● Provided information
◇ ◇ ◇ ◇ ◇ ◇ ◇

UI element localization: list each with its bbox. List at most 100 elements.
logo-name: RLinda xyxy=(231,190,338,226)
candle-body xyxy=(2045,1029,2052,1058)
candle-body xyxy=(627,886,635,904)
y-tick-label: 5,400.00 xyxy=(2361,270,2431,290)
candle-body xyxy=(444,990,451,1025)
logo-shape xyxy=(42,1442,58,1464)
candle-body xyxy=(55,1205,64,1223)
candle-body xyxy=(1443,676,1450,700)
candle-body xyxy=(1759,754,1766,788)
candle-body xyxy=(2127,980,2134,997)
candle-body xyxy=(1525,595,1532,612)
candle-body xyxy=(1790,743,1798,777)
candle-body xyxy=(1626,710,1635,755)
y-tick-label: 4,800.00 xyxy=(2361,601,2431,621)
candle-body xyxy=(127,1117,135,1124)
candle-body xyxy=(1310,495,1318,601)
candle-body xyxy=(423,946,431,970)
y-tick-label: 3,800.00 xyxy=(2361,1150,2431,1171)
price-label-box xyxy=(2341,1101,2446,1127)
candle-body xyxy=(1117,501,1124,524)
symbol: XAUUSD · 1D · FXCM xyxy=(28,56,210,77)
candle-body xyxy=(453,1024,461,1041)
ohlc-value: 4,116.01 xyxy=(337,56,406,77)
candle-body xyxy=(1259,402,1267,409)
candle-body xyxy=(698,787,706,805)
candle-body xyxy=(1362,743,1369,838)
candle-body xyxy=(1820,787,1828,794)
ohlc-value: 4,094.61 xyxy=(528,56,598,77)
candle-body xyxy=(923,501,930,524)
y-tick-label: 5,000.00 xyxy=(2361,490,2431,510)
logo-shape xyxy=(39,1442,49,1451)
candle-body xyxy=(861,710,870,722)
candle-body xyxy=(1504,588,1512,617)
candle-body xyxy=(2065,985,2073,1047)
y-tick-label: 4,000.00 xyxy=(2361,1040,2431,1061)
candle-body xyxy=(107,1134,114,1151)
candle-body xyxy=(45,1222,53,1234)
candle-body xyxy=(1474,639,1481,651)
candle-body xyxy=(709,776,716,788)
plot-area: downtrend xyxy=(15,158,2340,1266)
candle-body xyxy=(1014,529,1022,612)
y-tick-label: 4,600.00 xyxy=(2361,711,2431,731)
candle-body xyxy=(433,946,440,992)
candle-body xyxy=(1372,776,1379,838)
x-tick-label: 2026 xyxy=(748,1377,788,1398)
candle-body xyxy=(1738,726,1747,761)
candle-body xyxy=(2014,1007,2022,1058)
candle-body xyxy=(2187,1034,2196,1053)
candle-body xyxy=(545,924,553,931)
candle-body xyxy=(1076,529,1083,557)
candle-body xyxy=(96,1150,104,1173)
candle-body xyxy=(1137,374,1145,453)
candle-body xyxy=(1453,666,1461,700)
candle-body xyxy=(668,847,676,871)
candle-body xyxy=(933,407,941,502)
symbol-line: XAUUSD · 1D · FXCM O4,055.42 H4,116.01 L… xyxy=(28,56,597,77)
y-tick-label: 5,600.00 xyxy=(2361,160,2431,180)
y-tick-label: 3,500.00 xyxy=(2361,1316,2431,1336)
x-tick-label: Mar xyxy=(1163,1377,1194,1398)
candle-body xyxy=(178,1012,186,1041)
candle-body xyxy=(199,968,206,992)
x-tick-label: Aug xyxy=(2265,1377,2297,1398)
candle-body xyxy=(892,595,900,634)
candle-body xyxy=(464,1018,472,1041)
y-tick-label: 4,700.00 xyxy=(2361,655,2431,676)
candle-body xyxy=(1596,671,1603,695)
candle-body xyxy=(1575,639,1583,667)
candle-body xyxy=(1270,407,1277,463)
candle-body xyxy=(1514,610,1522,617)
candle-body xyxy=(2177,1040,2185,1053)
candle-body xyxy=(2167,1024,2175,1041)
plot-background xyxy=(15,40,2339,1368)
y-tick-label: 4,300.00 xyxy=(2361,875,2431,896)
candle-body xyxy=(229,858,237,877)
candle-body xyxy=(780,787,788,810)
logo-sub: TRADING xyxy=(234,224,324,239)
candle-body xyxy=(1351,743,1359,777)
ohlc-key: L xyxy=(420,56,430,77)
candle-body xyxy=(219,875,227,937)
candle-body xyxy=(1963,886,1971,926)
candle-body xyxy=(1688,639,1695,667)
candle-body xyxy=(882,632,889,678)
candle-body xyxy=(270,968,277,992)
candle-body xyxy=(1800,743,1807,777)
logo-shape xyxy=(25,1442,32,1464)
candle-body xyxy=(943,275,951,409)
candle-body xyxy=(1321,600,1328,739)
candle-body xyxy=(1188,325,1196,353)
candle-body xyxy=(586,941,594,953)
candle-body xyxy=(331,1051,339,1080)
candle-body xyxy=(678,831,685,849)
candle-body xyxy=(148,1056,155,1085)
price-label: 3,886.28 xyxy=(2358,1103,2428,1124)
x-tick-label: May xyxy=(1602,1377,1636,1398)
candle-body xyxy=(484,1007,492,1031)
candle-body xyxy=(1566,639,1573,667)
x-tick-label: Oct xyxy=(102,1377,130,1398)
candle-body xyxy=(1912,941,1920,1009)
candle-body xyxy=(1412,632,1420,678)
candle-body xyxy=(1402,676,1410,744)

◇ ◇ ◇ ◇ ◇ ◇ ◇

● Exercise description
Reproduce the records verbatim, starting at the first line and ending at the line that contains "y-tick-label: 5,600.00 xyxy=(2361,160,2431,180)".

● Problem solution
UI element localization: list each with its bbox. List at most 100 elements.
logo-name: RLinda xyxy=(231,190,338,226)
candle-body xyxy=(2045,1029,2052,1058)
candle-body xyxy=(627,886,635,904)
y-tick-label: 5,400.00 xyxy=(2361,270,2431,290)
candle-body xyxy=(444,990,451,1025)
logo-shape xyxy=(42,1442,58,1464)
candle-body xyxy=(55,1205,64,1223)
candle-body xyxy=(1443,676,1450,700)
candle-body xyxy=(1759,754,1766,788)
candle-body xyxy=(2127,980,2134,997)
candle-body xyxy=(1525,595,1532,612)
candle-body xyxy=(1790,743,1798,777)
candle-body xyxy=(1626,710,1635,755)
y-tick-label: 4,800.00 xyxy=(2361,601,2431,621)
candle-body xyxy=(127,1117,135,1124)
candle-body xyxy=(1310,495,1318,601)
candle-body xyxy=(423,946,431,970)
y-tick-label: 3,800.00 xyxy=(2361,1150,2431,1171)
price-label-box xyxy=(2341,1101,2446,1127)
candle-body xyxy=(1117,501,1124,524)
symbol: XAUUSD · 1D · FXCM xyxy=(28,56,210,77)
candle-body xyxy=(453,1024,461,1041)
ohlc-value: 4,116.01 xyxy=(337,56,406,77)
candle-body xyxy=(1259,402,1267,409)
candle-body xyxy=(698,787,706,805)
candle-body xyxy=(1362,743,1369,838)
candle-body xyxy=(1820,787,1828,794)
ohlc-value: 4,094.61 xyxy=(528,56,598,77)
candle-body xyxy=(923,501,930,524)
y-tick-label: 5,000.00 xyxy=(2361,490,2431,510)
logo-shape xyxy=(39,1442,49,1451)
candle-body xyxy=(861,710,870,722)
candle-body xyxy=(1504,588,1512,617)
candle-body xyxy=(2065,985,2073,1047)
y-tick-label: 4,000.00 xyxy=(2361,1040,2431,1061)
candle-body xyxy=(107,1134,114,1151)
candle-body xyxy=(45,1222,53,1234)
candle-body xyxy=(1474,639,1481,651)
candle-body xyxy=(709,776,716,788)
plot-area: downtrend xyxy=(15,158,2340,1266)
candle-body xyxy=(1014,529,1022,612)
y-tick-label: 4,600.00 xyxy=(2361,711,2431,731)
candle-body xyxy=(433,946,440,992)
candle-body xyxy=(1372,776,1379,838)
x-tick-label: 2026 xyxy=(748,1377,788,1398)
candle-body xyxy=(1738,726,1747,761)
candle-body xyxy=(2014,1007,2022,1058)
candle-body xyxy=(2187,1034,2196,1053)
candle-body xyxy=(545,924,553,931)
candle-body xyxy=(1076,529,1083,557)
candle-body xyxy=(96,1150,104,1173)
candle-body xyxy=(1137,374,1145,453)
candle-body xyxy=(1453,666,1461,700)
candle-body xyxy=(668,847,676,871)
candle-body xyxy=(933,407,941,502)
symbol-line: XAUUSD · 1D · FXCM O4,055.42 H4,116.01 L… xyxy=(28,56,597,77)
y-tick-label: 5,600.00 xyxy=(2361,160,2431,180)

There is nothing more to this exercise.